§ AIM OF THE TASK:
Print every line of the records below word for word, in the same order, adding nothing and leaving nothing out.

§ DATA EXTRACT:
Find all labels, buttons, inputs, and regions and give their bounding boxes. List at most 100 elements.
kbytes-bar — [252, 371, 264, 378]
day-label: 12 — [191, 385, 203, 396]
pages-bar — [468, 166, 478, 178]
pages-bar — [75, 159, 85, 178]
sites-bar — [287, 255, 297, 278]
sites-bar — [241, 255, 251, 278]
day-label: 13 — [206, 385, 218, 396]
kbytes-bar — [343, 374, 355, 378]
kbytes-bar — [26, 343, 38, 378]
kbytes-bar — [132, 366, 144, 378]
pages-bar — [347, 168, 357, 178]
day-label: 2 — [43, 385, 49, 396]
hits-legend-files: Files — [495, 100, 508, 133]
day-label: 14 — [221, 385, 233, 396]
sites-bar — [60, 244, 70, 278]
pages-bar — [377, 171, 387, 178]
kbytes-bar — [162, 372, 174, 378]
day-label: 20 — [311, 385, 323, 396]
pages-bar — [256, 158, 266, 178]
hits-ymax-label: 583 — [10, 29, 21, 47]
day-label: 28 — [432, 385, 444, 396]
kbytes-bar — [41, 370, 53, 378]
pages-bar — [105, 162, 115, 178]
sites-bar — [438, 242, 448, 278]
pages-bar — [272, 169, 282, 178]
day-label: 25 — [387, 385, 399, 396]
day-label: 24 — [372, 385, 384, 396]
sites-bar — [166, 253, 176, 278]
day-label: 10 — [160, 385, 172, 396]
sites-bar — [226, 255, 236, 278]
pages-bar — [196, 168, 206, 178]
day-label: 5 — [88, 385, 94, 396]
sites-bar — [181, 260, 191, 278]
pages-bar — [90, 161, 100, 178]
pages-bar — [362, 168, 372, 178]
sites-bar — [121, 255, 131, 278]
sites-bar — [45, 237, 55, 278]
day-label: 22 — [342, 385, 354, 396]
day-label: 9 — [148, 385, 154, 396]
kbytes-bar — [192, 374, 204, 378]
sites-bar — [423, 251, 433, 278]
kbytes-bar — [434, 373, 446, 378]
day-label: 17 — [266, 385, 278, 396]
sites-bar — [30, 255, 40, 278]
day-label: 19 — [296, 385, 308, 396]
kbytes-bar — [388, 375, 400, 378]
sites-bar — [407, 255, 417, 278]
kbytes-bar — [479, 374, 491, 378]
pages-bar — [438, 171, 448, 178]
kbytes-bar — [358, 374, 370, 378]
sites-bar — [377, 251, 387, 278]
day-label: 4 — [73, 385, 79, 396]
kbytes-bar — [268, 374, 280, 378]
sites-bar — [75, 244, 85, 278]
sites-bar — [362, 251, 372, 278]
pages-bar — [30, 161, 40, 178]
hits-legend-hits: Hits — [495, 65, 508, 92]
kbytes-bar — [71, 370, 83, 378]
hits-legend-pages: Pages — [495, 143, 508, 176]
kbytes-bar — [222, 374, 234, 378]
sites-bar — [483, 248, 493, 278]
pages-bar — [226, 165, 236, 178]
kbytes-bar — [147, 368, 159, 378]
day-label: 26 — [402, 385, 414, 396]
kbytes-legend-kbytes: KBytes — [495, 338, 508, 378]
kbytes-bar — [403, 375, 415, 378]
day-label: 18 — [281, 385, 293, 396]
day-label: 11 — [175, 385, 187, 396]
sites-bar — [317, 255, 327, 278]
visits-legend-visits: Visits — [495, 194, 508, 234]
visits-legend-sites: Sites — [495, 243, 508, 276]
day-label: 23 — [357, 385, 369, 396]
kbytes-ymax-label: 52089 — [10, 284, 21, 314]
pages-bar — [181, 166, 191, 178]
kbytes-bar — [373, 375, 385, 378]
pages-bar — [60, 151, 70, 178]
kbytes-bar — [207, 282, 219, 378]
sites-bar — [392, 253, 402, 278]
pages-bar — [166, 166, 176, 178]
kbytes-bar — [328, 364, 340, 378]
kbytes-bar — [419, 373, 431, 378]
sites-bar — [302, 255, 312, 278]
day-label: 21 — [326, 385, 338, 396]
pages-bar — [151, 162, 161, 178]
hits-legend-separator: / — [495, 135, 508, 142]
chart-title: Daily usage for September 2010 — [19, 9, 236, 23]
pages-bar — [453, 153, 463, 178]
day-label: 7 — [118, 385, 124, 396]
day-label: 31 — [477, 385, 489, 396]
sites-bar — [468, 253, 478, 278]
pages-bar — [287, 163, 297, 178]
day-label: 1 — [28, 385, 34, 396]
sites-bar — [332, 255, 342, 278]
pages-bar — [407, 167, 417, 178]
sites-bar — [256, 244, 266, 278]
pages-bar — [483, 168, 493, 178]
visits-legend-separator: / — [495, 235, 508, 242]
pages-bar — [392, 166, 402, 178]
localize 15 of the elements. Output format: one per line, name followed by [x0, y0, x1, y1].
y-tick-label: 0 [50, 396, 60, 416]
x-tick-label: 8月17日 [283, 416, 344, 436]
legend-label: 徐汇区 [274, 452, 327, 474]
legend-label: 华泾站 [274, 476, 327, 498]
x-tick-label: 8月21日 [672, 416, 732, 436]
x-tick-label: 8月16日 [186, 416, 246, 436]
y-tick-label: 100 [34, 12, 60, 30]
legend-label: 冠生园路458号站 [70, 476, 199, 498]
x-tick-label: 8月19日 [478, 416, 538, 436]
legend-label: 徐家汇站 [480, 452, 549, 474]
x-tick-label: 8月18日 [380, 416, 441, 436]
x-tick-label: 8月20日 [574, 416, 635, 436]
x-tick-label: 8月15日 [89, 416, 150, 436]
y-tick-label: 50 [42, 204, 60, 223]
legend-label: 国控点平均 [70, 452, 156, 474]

§ RESULT:
Find all labels, buttons, inputs, and regions and give their bounding boxes. List at most 100 elements.
kbytes-bar — [252, 371, 264, 378]
day-label: 12 — [191, 385, 203, 396]
pages-bar — [468, 166, 478, 178]
pages-bar — [75, 159, 85, 178]
sites-bar — [287, 255, 297, 278]
sites-bar — [241, 255, 251, 278]
day-label: 13 — [206, 385, 218, 396]
kbytes-bar — [343, 374, 355, 378]
kbytes-bar — [26, 343, 38, 378]
kbytes-bar — [132, 366, 144, 378]
pages-bar — [347, 168, 357, 178]
day-label: 2 — [43, 385, 49, 396]
hits-legend-files: Files — [495, 100, 508, 133]
day-label: 14 — [221, 385, 233, 396]
sites-bar — [60, 244, 70, 278]
pages-bar — [377, 171, 387, 178]
kbytes-bar — [162, 372, 174, 378]
day-label: 20 — [311, 385, 323, 396]
pages-bar — [256, 158, 266, 178]
hits-ymax-label: 583 — [10, 29, 21, 47]
day-label: 28 — [432, 385, 444, 396]
kbytes-bar — [41, 370, 53, 378]
pages-bar — [105, 162, 115, 178]
sites-bar — [438, 242, 448, 278]
pages-bar — [272, 169, 282, 178]
day-label: 25 — [387, 385, 399, 396]
day-label: 24 — [372, 385, 384, 396]
sites-bar — [166, 253, 176, 278]
day-label: 10 — [160, 385, 172, 396]
sites-bar — [226, 255, 236, 278]
pages-bar — [196, 168, 206, 178]
day-label: 5 — [88, 385, 94, 396]
sites-bar — [181, 260, 191, 278]
pages-bar — [90, 161, 100, 178]
pages-bar — [362, 168, 372, 178]
sites-bar — [121, 255, 131, 278]
sites-bar — [45, 237, 55, 278]
day-label: 22 — [342, 385, 354, 396]
day-label: 9 — [148, 385, 154, 396]
kbytes-bar — [192, 374, 204, 378]
sites-bar — [423, 251, 433, 278]
kbytes-bar — [434, 373, 446, 378]
day-label: 17 — [266, 385, 278, 396]
sites-bar — [30, 255, 40, 278]
day-label: 19 — [296, 385, 308, 396]
kbytes-bar — [388, 375, 400, 378]
sites-bar — [407, 255, 417, 278]
kbytes-bar — [479, 374, 491, 378]
pages-bar — [438, 171, 448, 178]
kbytes-bar — [358, 374, 370, 378]
sites-bar — [377, 251, 387, 278]
day-label: 4 — [73, 385, 79, 396]
kbytes-bar — [268, 374, 280, 378]
sites-bar — [75, 244, 85, 278]
sites-bar — [362, 251, 372, 278]
pages-bar — [30, 161, 40, 178]
hits-legend-hits: Hits — [495, 65, 508, 92]
kbytes-bar — [71, 370, 83, 378]
hits-legend-pages: Pages — [495, 143, 508, 176]
kbytes-bar — [222, 374, 234, 378]
sites-bar — [483, 248, 493, 278]
pages-bar — [226, 165, 236, 178]
kbytes-bar — [147, 368, 159, 378]
day-label: 26 — [402, 385, 414, 396]
kbytes-legend-kbytes: KBytes — [495, 338, 508, 378]
kbytes-bar — [403, 375, 415, 378]
day-label: 18 — [281, 385, 293, 396]
day-label: 11 — [175, 385, 187, 396]
sites-bar — [317, 255, 327, 278]
visits-legend-visits: Visits — [495, 194, 508, 234]
visits-legend-sites: Sites — [495, 243, 508, 276]
day-label: 23 — [357, 385, 369, 396]
kbytes-ymax-label: 52089 — [10, 284, 21, 314]
pages-bar — [181, 166, 191, 178]
kbytes-bar — [373, 375, 385, 378]
pages-bar — [60, 151, 70, 178]
kbytes-bar — [207, 282, 219, 378]
sites-bar — [392, 253, 402, 278]
pages-bar — [166, 166, 176, 178]
kbytes-bar — [328, 364, 340, 378]
kbytes-bar — [419, 373, 431, 378]
sites-bar — [302, 255, 312, 278]
day-label: 21 — [326, 385, 338, 396]
pages-bar — [151, 162, 161, 178]
hits-legend-separator: / — [495, 135, 508, 142]
chart-title: Daily usage for September 2010 — [19, 9, 236, 23]
pages-bar — [453, 153, 463, 178]
day-label: 7 — [118, 385, 124, 396]
day-label: 31 — [477, 385, 489, 396]
sites-bar — [468, 253, 478, 278]
pages-bar — [287, 163, 297, 178]
day-label: 1 — [28, 385, 34, 396]
sites-bar — [332, 255, 342, 278]
pages-bar — [407, 167, 417, 178]
sites-bar — [256, 244, 266, 278]
pages-bar — [483, 168, 493, 178]
visits-legend-separator: / — [495, 235, 508, 242]
pages-bar — [392, 166, 402, 178]
localize 15 of the elements. Output format: one per line, name followed by [x0, y0, x1, y1].
y-tick-label: 0 [50, 396, 60, 416]
x-tick-label: 8月17日 [283, 416, 344, 436]
legend-label: 徐汇区 [274, 452, 327, 474]
legend-label: 华泾站 [274, 476, 327, 498]
x-tick-label: 8月21日 [672, 416, 732, 436]
x-tick-label: 8月16日 [186, 416, 246, 436]
y-tick-label: 100 [34, 12, 60, 30]
legend-label: 冠生园路458号站 [70, 476, 199, 498]
x-tick-label: 8月19日 [478, 416, 538, 436]
legend-label: 徐家汇站 [480, 452, 549, 474]
x-tick-label: 8月18日 [380, 416, 441, 436]
x-tick-label: 8月20日 [574, 416, 635, 436]
x-tick-label: 8月15日 [89, 416, 150, 436]
y-tick-label: 50 [42, 204, 60, 223]
legend-label: 国控点平均 [70, 452, 156, 474]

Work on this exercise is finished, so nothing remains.